____ Dataset
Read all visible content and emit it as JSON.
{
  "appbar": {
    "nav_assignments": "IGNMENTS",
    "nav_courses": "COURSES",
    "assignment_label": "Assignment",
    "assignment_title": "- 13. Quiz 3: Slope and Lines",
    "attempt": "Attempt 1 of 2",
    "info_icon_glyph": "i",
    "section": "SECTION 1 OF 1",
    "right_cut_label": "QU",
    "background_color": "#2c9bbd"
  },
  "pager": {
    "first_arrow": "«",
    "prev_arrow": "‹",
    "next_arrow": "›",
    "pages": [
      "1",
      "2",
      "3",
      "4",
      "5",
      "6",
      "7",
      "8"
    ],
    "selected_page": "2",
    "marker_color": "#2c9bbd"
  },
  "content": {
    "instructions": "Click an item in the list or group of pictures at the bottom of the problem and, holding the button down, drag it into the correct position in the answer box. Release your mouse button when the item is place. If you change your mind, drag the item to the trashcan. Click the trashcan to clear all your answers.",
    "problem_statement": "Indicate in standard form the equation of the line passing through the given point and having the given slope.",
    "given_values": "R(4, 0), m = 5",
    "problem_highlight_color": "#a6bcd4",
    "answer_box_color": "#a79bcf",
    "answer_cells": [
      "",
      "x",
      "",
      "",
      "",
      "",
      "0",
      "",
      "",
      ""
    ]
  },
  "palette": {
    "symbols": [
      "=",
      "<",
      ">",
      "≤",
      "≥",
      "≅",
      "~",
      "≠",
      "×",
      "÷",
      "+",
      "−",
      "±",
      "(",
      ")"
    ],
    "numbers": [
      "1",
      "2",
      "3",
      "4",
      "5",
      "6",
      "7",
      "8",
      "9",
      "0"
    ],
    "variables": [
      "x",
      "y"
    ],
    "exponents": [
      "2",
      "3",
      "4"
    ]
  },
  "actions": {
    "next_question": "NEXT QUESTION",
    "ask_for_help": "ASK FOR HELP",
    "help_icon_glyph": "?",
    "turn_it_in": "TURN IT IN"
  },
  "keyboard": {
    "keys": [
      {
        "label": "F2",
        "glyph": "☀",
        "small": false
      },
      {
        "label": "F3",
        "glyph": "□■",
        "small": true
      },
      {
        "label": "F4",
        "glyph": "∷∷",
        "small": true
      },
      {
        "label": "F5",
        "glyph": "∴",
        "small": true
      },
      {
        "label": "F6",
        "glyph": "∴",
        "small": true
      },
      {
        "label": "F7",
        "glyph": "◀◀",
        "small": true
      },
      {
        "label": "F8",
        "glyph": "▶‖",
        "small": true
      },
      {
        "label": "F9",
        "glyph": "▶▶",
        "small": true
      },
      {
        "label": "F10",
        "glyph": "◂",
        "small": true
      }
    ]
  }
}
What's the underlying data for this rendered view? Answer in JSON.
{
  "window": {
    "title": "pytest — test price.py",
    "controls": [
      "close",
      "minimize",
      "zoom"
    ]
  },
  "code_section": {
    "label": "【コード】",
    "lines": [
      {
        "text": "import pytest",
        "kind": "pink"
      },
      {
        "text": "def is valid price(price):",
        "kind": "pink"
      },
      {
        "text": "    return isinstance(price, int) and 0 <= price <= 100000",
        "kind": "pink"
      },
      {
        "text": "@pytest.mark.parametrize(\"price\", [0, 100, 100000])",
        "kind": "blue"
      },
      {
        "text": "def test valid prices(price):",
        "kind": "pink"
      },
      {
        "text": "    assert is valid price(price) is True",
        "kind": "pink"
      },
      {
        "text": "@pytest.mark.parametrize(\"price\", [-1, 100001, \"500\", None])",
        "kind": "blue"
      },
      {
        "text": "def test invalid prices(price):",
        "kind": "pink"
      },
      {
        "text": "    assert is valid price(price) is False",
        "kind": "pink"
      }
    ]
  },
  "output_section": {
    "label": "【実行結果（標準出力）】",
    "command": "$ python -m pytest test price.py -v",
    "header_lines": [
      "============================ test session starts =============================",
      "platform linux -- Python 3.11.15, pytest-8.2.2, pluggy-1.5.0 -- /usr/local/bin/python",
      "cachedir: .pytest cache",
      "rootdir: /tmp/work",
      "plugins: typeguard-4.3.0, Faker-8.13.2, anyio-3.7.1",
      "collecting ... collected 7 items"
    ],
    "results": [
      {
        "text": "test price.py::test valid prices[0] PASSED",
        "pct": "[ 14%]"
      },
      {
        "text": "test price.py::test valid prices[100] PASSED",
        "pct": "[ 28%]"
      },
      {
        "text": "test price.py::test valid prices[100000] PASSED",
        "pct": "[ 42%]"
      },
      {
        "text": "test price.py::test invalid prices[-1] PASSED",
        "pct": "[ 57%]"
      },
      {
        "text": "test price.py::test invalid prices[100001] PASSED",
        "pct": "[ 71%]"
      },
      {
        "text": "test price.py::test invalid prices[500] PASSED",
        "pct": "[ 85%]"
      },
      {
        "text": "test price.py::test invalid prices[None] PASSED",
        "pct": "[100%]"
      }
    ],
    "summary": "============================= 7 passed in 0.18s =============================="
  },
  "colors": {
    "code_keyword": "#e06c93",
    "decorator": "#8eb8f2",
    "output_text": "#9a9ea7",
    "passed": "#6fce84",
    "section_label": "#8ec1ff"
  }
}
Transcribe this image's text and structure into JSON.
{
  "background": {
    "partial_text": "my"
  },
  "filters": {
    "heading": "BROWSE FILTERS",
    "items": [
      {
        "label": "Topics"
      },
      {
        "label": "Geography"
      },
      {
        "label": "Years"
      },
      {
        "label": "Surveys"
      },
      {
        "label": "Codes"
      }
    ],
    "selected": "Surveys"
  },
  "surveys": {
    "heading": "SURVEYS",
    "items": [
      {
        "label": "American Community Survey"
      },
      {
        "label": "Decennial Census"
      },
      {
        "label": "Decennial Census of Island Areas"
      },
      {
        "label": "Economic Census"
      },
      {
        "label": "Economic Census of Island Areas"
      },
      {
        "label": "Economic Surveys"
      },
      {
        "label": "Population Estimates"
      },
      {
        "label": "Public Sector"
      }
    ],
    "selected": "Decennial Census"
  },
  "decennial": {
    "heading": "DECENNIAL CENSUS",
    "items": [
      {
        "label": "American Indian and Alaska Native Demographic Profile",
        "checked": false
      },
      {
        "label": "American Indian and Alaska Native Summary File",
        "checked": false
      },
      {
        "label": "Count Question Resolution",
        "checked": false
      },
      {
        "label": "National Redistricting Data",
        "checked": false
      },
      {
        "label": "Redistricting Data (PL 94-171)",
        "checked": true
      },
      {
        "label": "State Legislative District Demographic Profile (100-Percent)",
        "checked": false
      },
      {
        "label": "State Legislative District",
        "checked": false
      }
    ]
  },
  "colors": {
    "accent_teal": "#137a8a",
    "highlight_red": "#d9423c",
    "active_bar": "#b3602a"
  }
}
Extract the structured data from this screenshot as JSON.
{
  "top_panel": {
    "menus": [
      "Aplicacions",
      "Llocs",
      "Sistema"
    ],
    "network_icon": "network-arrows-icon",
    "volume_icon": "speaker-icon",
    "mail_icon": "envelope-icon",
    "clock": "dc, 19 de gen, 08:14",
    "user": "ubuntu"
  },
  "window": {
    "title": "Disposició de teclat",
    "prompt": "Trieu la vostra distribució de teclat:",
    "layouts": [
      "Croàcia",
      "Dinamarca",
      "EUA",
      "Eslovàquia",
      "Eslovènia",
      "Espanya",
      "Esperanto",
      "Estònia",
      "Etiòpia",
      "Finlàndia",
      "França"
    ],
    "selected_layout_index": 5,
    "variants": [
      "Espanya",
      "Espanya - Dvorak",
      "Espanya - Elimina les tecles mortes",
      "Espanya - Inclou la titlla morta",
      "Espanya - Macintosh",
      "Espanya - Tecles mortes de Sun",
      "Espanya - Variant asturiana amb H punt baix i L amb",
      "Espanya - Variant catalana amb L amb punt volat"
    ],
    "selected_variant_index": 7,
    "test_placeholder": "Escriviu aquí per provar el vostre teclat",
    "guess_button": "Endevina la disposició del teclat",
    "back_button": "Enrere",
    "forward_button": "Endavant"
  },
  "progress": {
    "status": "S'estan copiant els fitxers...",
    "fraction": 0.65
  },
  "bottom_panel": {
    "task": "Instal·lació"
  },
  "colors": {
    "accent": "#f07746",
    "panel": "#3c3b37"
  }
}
________
▶ [Task to carry out]:
How many lines of the data contain the word "pytest"? Answer with the number alone.

▶ [The reply]:
7